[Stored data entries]
.....

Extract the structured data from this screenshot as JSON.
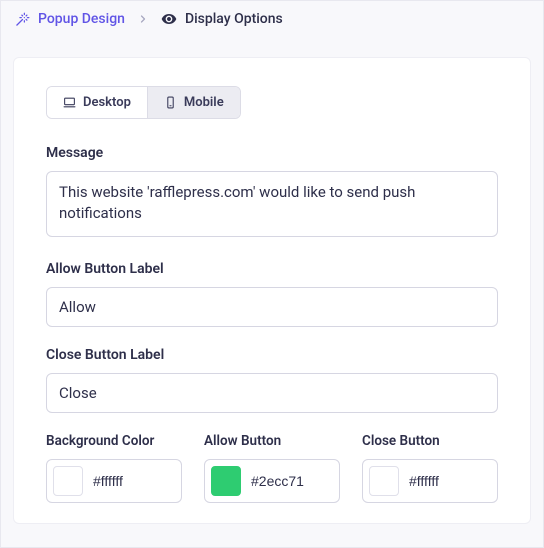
{
  "breadcrumb": {
    "parent": "Popup Design",
    "current": "Display Options"
  },
  "tabs": {
    "desktop": "Desktop",
    "mobile": "Mobile"
  },
  "fields": {
    "message": {
      "label": "Message",
      "value": "This website 'rafflepress.com' would like to send push notifications"
    },
    "allow": {
      "label": "Allow Button Label",
      "value": "Allow"
    },
    "close": {
      "label": "Close Button Label",
      "value": "Close"
    }
  },
  "colors": {
    "background": {
      "label": "Background Color",
      "hex": "#ffffff"
    },
    "allow_button": {
      "label": "Allow Button",
      "hex": "#2ecc71"
    },
    "close_button": {
      "label": "Close Button",
      "hex": "#ffffff"
    }
  }
}
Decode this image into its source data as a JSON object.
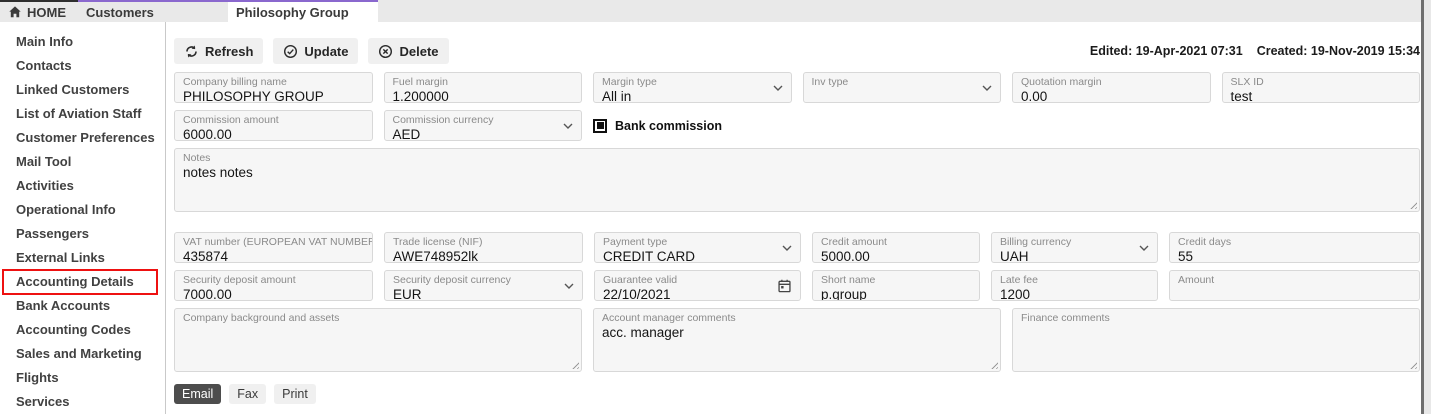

.....

Stated problem = Retype all entries exactly as they appear, dropping the images.

Reply to the task =
Extract the structured data from this screenshot as JSON.
{
  "breadcrumb": {
    "parent": "Popup Design",
    "current": "Display Options"
  },
  "tabs": {
    "desktop": "Desktop",
    "mobile": "Mobile"
  },
  "fields": {
    "message": {
      "label": "Message",
      "value": "This website 'rafflepress.com' would like to send push notifications"
    },
    "allow": {
      "label": "Allow Button Label",
      "value": "Allow"
    },
    "close": {
      "label": "Close Button Label",
      "value": "Close"
    }
  },
  "colors": {
    "background": {
      "label": "Background Color",
      "hex": "#ffffff"
    },
    "allow_button": {
      "label": "Allow Button",
      "hex": "#2ecc71"
    },
    "close_button": {
      "label": "Close Button",
      "hex": "#ffffff"
    }
  }
}
Decode this image into its source data as a JSON object.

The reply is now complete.